== Objective ==
In the entries that follow, find the word "clock" and report each line it is on.

== Exercise material ==
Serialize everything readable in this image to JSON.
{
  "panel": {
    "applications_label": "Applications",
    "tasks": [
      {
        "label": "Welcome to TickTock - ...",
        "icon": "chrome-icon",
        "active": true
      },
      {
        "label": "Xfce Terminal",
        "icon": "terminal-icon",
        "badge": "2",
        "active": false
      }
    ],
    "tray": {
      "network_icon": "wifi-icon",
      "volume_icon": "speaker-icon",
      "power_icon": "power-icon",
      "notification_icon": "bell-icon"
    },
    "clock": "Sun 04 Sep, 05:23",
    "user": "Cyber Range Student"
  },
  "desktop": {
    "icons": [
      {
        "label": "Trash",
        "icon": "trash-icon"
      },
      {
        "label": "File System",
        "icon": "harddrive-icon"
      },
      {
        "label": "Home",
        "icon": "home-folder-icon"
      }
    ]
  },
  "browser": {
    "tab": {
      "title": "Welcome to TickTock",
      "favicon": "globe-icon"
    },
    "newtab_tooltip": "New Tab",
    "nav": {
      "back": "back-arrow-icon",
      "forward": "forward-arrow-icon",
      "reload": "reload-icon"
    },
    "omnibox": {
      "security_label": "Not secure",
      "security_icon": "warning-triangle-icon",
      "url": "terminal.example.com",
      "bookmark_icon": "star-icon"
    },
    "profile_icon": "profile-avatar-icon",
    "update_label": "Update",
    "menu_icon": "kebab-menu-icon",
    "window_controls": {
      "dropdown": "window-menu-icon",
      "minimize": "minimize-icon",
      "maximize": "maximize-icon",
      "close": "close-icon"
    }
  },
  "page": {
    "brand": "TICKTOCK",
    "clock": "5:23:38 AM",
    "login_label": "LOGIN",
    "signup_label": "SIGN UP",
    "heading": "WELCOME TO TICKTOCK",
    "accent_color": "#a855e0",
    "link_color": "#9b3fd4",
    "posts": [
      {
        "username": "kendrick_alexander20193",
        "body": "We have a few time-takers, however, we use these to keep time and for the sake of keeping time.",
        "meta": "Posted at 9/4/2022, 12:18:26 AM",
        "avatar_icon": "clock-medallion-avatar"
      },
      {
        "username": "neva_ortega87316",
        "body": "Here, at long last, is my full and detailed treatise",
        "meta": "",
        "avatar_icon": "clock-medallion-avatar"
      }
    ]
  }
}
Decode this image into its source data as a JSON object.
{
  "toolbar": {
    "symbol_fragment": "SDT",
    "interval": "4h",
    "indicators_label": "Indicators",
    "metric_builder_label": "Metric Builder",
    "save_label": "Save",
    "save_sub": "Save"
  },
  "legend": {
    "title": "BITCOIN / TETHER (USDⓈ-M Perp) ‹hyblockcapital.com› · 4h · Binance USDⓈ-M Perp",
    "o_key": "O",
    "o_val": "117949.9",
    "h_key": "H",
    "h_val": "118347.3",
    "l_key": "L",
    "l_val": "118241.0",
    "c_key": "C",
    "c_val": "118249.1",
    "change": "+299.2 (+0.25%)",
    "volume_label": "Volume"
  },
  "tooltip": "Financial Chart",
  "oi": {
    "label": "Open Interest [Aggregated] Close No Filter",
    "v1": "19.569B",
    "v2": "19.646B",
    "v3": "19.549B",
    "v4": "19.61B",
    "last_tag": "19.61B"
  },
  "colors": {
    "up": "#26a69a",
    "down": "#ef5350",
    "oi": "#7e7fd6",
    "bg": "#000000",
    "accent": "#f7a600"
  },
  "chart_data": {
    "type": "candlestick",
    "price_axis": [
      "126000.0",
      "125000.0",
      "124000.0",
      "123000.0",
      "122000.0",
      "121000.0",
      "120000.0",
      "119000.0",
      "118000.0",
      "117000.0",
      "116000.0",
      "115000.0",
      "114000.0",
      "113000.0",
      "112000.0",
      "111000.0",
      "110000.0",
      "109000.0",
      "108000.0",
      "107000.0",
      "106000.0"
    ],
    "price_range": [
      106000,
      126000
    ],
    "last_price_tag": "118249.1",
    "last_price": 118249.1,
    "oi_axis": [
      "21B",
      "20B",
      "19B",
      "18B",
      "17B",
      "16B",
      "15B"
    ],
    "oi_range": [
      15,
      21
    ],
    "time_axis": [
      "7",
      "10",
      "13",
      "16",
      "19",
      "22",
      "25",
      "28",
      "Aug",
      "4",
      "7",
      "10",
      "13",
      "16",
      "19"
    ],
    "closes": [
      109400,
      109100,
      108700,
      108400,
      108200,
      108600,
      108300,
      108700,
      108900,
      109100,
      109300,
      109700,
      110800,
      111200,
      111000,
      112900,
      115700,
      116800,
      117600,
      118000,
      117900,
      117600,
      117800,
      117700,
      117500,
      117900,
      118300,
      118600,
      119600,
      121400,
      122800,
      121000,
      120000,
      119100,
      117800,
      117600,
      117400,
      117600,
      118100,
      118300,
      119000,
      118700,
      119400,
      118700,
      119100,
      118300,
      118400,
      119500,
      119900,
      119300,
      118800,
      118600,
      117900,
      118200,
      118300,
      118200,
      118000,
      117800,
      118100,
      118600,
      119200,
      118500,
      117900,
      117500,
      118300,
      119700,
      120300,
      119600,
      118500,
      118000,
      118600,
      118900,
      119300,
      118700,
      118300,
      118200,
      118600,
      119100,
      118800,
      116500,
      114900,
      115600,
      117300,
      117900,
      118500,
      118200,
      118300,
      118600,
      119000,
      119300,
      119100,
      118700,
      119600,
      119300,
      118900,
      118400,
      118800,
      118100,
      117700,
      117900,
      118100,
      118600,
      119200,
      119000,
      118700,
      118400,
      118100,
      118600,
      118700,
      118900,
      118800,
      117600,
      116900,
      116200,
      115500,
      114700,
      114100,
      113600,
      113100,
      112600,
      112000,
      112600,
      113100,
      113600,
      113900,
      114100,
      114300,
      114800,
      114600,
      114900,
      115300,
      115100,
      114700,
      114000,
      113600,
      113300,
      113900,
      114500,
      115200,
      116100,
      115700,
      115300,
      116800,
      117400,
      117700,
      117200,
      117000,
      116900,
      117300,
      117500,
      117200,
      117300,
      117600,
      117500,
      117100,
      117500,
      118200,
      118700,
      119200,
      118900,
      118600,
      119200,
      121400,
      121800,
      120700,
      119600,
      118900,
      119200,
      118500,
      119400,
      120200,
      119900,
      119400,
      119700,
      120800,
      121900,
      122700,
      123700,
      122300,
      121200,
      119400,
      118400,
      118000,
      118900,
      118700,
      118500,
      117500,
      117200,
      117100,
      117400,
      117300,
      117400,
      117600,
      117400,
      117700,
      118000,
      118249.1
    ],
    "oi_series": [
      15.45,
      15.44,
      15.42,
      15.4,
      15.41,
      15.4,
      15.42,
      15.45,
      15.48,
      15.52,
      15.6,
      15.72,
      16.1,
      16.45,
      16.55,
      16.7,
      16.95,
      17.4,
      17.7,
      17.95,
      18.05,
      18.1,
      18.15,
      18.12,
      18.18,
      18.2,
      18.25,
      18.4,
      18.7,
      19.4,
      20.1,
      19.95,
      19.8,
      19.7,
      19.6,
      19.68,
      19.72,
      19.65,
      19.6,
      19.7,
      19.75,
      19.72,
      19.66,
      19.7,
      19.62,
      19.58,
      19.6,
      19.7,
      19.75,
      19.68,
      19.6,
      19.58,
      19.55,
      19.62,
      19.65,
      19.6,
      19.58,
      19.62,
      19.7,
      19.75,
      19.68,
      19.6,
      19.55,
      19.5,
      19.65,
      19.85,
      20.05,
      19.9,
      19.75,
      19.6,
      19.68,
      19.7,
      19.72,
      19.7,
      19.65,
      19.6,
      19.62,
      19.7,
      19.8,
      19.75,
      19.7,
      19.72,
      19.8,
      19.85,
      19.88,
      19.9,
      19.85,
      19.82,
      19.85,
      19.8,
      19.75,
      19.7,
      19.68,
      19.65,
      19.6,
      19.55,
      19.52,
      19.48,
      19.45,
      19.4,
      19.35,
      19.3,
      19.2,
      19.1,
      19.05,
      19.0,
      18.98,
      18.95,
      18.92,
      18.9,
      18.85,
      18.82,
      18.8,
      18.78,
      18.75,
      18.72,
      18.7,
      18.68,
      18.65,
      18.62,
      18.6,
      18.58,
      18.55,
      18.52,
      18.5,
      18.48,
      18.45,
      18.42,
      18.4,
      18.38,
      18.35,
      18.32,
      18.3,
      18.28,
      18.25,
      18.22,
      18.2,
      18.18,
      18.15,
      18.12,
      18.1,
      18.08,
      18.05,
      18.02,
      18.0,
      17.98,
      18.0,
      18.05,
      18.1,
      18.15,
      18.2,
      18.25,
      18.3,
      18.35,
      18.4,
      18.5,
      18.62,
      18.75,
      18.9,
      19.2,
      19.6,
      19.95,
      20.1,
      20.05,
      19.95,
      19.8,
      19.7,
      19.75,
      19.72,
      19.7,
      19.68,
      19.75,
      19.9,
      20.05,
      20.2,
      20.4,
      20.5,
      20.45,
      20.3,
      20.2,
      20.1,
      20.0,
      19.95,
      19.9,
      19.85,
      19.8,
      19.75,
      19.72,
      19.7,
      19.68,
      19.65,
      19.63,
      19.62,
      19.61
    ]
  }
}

== The response ==
    "clock": "Sun 04 Sep, 05:23",
    "clock": "5:23:38 AM",
        "avatar_icon": "clock-medallion-avatar"
        "avatar_icon": "clock-medallion-avatar"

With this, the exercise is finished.